# TEXTE CITÉ
------
Bien sûr, je pourrais répondre par quelques classiques, comme Cowboys-Steelers, Canadien-Nordiques ou encore Cowboys-Niners, autant de rivalités qui ont déjà su meubler mon quotidien. Mais de toutes les rivalités, aucune n’a été aussi féroce que celle qui a opposé l’Impact de Montréal au Crunch de Cleveland dans l’univers du soccer intérieur. À titre d’expert en soccer intérieur – la forme la plus pure du soccer, comme le savent les puristes –, j’ai été témoin de ces batailles classiques sur le tapis sacré du Centre Molson, au tournant des années 2000. Combien de ces matchs se sont terminés en larmes, et dans les deux chiffres au tableau, au beau milieu de savants buts de trois points ou de ballons bondissant sur les bandes, devant des centaines de partisans ahuris devant l’immensité de cette rivalité qui n’a rien laissé sur le terrain ? Entre autres, personne n’a oublié les séries de la saison 1999-2000, où le Crunch, galvanisé par l’émotion, a pu éliminer l’Impact par deux victoires de 21-7 et 21-11. De l’émotion aussi pure et brute, on ne reverra plus jamais ça.
------
# CONSIGNE 1
Recopiez à l'identique les enregistrements, de la ligne qui contient « address-line: Telefone: 4004-6582 » jusqu'à celle qui contient « age-value: 72 anos — [600, 130, 651, 144] », ces deux lignes comprises.
Le texte et les enregistrements ne viennent pas de la même source.

Enregistrements d'annotation de zones
------
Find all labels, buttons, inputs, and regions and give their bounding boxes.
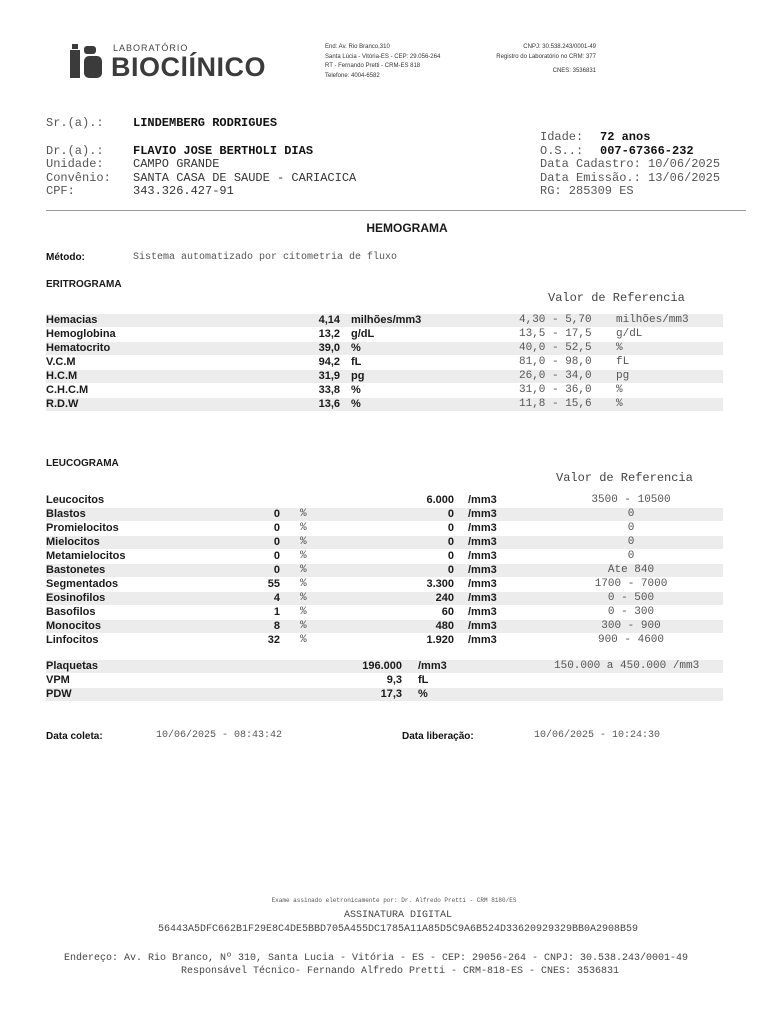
address-line: Telefone: 4004-6582 — [325, 72, 380, 79]
row-percent: 0 — [273, 564, 280, 576]
row-unit: g/dL — [351, 328, 375, 340]
table-row — [46, 606, 723, 619]
table-row — [46, 688, 723, 701]
row-percent: 32 — [267, 634, 280, 646]
row-unit: % — [351, 342, 361, 354]
doctor-name: FLAVIO JOSE BERTHOLI DIAS — [133, 144, 314, 158]
row-percent: 4 — [273, 592, 280, 604]
row-name: Basofilos — [46, 606, 96, 618]
row-value: 17,3 — [380, 688, 402, 700]
table-row — [46, 550, 723, 563]
address-line: Santa Lúcia - Vitória-ES - CEP: 29.056-264 — [325, 53, 441, 60]
row-percent-unit: % — [300, 578, 307, 590]
age-value: 72 anos — [600, 130, 651, 144]
row-name: Promielocitos — [46, 522, 119, 534]
row-name: Segmentados — [46, 578, 119, 590]
row-unit: /mm3 — [468, 606, 497, 618]
logo-brand-text: BIOClÍNICO — [111, 52, 267, 82]
row-value: 33,8 — [318, 384, 340, 396]
convenio-value: SANTA CASA DE SAUDE - CARIACICA — [133, 171, 357, 185]
row-percent: 0 — [273, 536, 280, 548]
row-reference: 0 - 300 — [607, 606, 655, 618]
row-absolute: 0 — [447, 564, 454, 576]
table-row — [46, 564, 723, 577]
row-reference-unit: % — [616, 384, 623, 396]
coleta-label: Data coleta: — [46, 731, 103, 742]
address-line: RT - Fernando Pretti - CRM-ES 818 — [325, 63, 421, 69]
row-unit: /mm3 — [468, 592, 497, 604]
row-name: Plaquetas — [46, 660, 98, 672]
row-percent-unit: % — [300, 508, 307, 520]
row-unit: /mm3 — [468, 508, 497, 520]
metodo-value: Sistema automatizado por citometria de fluxo — [133, 252, 398, 263]
metodo-label: Método: — [46, 252, 85, 263]
coleta-value: 10/06/2025 - 08:43:42 — [156, 730, 283, 741]
row-reference-unit: % — [616, 398, 623, 410]
exam-title: HEMOGRAMA — [366, 221, 448, 235]
row-reference-unit: g/dL — [616, 328, 643, 340]
row-name: Eosinofilos — [46, 592, 106, 604]
table-row — [46, 494, 723, 507]
row-percent-unit: % — [300, 550, 307, 562]
row-unit: % — [351, 384, 361, 396]
row-reference: 0 — [627, 508, 635, 520]
row-percent-unit: % — [300, 564, 307, 576]
row-absolute: 6.000 — [426, 494, 454, 506]
row-unit: /mm3 — [468, 634, 497, 646]
row-value: 196.000 — [362, 660, 402, 672]
unidade-label: Unidade: — [46, 157, 104, 171]
row-unit: fL — [351, 356, 362, 368]
eritrograma-ref-header: Valor de Referencia — [548, 291, 685, 305]
table-row — [46, 342, 723, 355]
row-value: 39,0 — [318, 342, 340, 354]
row-percent-unit: % — [300, 592, 307, 604]
cpf-value: 343.326.427-91 — [133, 184, 234, 198]
digital-signature-label: ASSINATURA DIGITAL — [343, 910, 453, 921]
row-reference: 4,30 - 5,70 — [519, 314, 592, 326]
row-value: 31,9 — [318, 370, 340, 382]
row-reference: 81,0 - 98,0 — [519, 356, 592, 368]
logo-small-text: LABORATÓRIO — [113, 43, 189, 53]
row-name: H.C.M — [46, 370, 78, 382]
row-name: Hemoglobina — [46, 328, 116, 340]
liberacao-label: Data liberação: — [402, 731, 474, 742]
table-row — [46, 592, 723, 605]
patient-name: LINDEMBERG RODRIGUES — [133, 116, 278, 130]
row-absolute: 0 — [447, 522, 454, 534]
table-row — [46, 356, 723, 369]
row-name: Metamielocitos — [46, 550, 126, 562]
row-reference: 0 — [627, 522, 635, 534]
row-unit: /mm3 — [468, 620, 497, 632]
row-reference: 13,5 - 17,5 — [519, 328, 592, 340]
row-reference: 0 — [627, 536, 635, 548]
row-absolute: 240 — [435, 592, 454, 604]
row-unit: % — [351, 398, 361, 410]
row-name: R.D.W — [46, 398, 79, 410]
row-absolute: 0 — [447, 508, 454, 520]
table-row — [46, 370, 723, 383]
logo-mark-icon — [68, 42, 108, 80]
emissao-date: Data Emissão.: 13/06/2025 — [540, 171, 721, 185]
row-percent: 1 — [273, 606, 280, 618]
table-row — [46, 508, 723, 521]
signature-hash: 56443A5DFC662B1F29E8C4DE5BBD705A455DC1785A11A85D5C9A6B524D33620929329BB0A2908B59 — [157, 924, 639, 935]
table-row — [46, 620, 723, 633]
table-row — [46, 328, 723, 341]
row-reference: 3500 - 10500 — [591, 494, 671, 506]
convenio-label: Convênio: — [46, 171, 111, 185]
unidade-value: CAMPO GRANDE — [133, 157, 220, 171]
row-unit: milhões/mm3 — [351, 314, 422, 326]
row-reference: 1700 - 7000 — [594, 578, 668, 590]
header-registry — [470, 43, 596, 62]
row-reference: 31,0 - 36,0 — [519, 384, 592, 396]
row-name: C.H.C.M — [46, 384, 89, 396]
row-percent: 55 — [267, 578, 280, 590]
row-unit: /mm3 — [468, 522, 497, 534]
row-name: Leucocitos — [46, 494, 105, 506]
row-unit: pg — [351, 370, 365, 382]
cnes-text: CNES: 3536831 — [552, 68, 596, 74]
row-unit: /mm3 — [468, 536, 497, 548]
signed-by-text: Exame assinado eletronicamente por: Dr. Alfredo Pretti - CRM 8180/ES — [271, 897, 517, 904]
row-absolute: 480 — [435, 620, 454, 632]
cadastro-date: Data Cadastro: 10/06/2025 — [540, 157, 721, 171]
eritrograma-title: ERITROGRAMA — [46, 279, 122, 290]
row-unit: fL — [418, 674, 429, 686]
row-reference: 0 - 500 — [607, 592, 655, 604]
table-row — [46, 314, 723, 327]
row-absolute: 1.920 — [426, 634, 454, 646]
row-name: Monocitos — [46, 620, 101, 632]
row-unit: /mm3 — [468, 564, 497, 576]
footer-address: Endereço: Av. Rio Branco, Nº 310, Santa Lucia - Vitória - ES - CEP: 29056-264 - CNPJ: 30.538.243/0001-49 — [63, 953, 689, 964]
row-reference-unit: pg — [616, 370, 630, 382]
row-reference: 40,0 - 52,5 — [519, 342, 592, 354]
row-reference: 900 - 4600 — [597, 634, 664, 646]
row-absolute: 0 — [447, 536, 454, 548]
row-name: Linfocitos — [46, 634, 99, 646]
row-name: PDW — [46, 688, 72, 700]
table-row — [46, 674, 723, 687]
row-value: 94,2 — [318, 356, 340, 368]
os-label: O.S..: — [540, 144, 584, 158]
row-reference: 300 - 900 — [601, 620, 661, 632]
row-name: VPM — [46, 674, 70, 686]
row-name: Mielocitos — [46, 536, 100, 548]
row-reference-unit: milhões/mm3 — [616, 314, 689, 326]
cpf-label: CPF: — [46, 184, 75, 198]
row-reference: 26,0 - 34,0 — [519, 370, 592, 382]
row-absolute: 0 — [447, 550, 454, 562]
registro-text: Registro do Laboratório no CRM: 377 — [496, 53, 596, 60]
table-row — [46, 578, 723, 591]
table-row — [46, 398, 723, 411]
row-value: 9,3 — [386, 674, 402, 686]
liberacao-value: 10/06/2025 - 10:24:30 — [534, 730, 661, 741]
row-name: Blastos — [46, 508, 86, 520]
table-row — [46, 384, 723, 397]
row-name: V.C.M — [46, 356, 76, 368]
patient-label: Sr.(a).: — [46, 116, 104, 130]
row-value: 4,14 — [318, 314, 340, 326]
age-label: Idade: — [540, 130, 584, 144]
row-percent-unit: % — [300, 536, 307, 548]
row-percent: 0 — [273, 550, 280, 562]
row-unit: % — [418, 688, 428, 700]
footer-responsible: Responsável Técnico- Fernando Alfredo Pretti - CRM-818-ES - CNES: 3536831 — [180, 966, 620, 977]
row-reference-unit: fL — [616, 356, 630, 368]
row-reference-unit: % — [616, 342, 623, 354]
row-percent-unit: % — [300, 620, 307, 632]
row-reference: 11,8 - 15,6 — [519, 398, 592, 410]
row-name: Hemacias — [46, 314, 98, 326]
row-absolute: 3.300 — [426, 578, 454, 590]
os-value: 007-67366-232 — [600, 144, 694, 158]
table-row — [46, 536, 723, 549]
table-row — [46, 634, 723, 647]
rg-text: RG: 285309 ES — [540, 184, 634, 198]
address-line: End: Av. Rio Branco,310 — [325, 44, 390, 50]
row-percent: 8 — [273, 620, 280, 632]
cnpj-text: CNPJ: 30.538.243/0001-49 — [523, 44, 596, 50]
row-value: 13,6 — [318, 398, 340, 410]
row-unit: /mm3 — [468, 578, 497, 590]
row-name: Hematocrito — [46, 342, 111, 354]
row-reference: 0 — [627, 550, 635, 562]
row-unit: /mm3 — [468, 494, 497, 506]
divider — [46, 210, 746, 211]
table-row — [46, 660, 723, 673]
doctor-label: Dr.(a).: — [46, 144, 104, 158]
leucograma-ref-header: Valor de Referencia — [556, 471, 693, 485]
row-percent: 0 — [273, 522, 280, 534]
row-name: Bastonetes — [46, 564, 106, 576]
row-value: 13,2 — [318, 328, 340, 340]
table-row — [46, 522, 723, 535]
row-percent-unit: % — [300, 606, 307, 618]
header-address — [325, 43, 440, 81]
row-percent: 0 — [273, 508, 280, 520]
row-percent-unit: % — [300, 634, 307, 646]
row-percent-unit: % — [300, 522, 307, 534]
row-absolute: 60 — [441, 606, 454, 618]
leucograma-title: LEUCOGRAMA — [46, 458, 119, 469]
row-unit: /mm3 — [468, 550, 497, 562]
row-reference: 150.000 a 450.000 /mm3 — [554, 660, 700, 672]
row-unit: /mm3 — [418, 660, 447, 672]
row-reference: Ate 840 — [607, 564, 655, 576]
------
# CONSIGNE 2
D'après le texte, par quels scores le Crunch a-t-il éliminé l'Impact lors des séries de la saison 1999-2000 ?

# RÉPONSE 1
address-line: Telefone: 4004-6582 — [325, 72, 380, 79]
row-percent: 0 — [273, 564, 280, 576]
row-unit: g/dL — [351, 328, 375, 340]
table-row — [46, 606, 723, 619]
table-row — [46, 688, 723, 701]
row-percent: 32 — [267, 634, 280, 646]
row-unit: % — [351, 342, 361, 354]
doctor-name: FLAVIO JOSE BERTHOLI DIAS — [133, 144, 314, 158]
row-percent: 4 — [273, 592, 280, 604]
row-name: Basofilos — [46, 606, 96, 618]
row-value: 17,3 — [380, 688, 402, 700]
table-row — [46, 550, 723, 563]
address-line: Santa Lúcia - Vitória-ES - CEP: 29.056-264 — [325, 53, 441, 60]
row-percent-unit: % — [300, 578, 307, 590]
age-value: 72 anos — [600, 130, 651, 144]

# RÉPONSE 2
Par deux victoires, 21-7 et 21-11.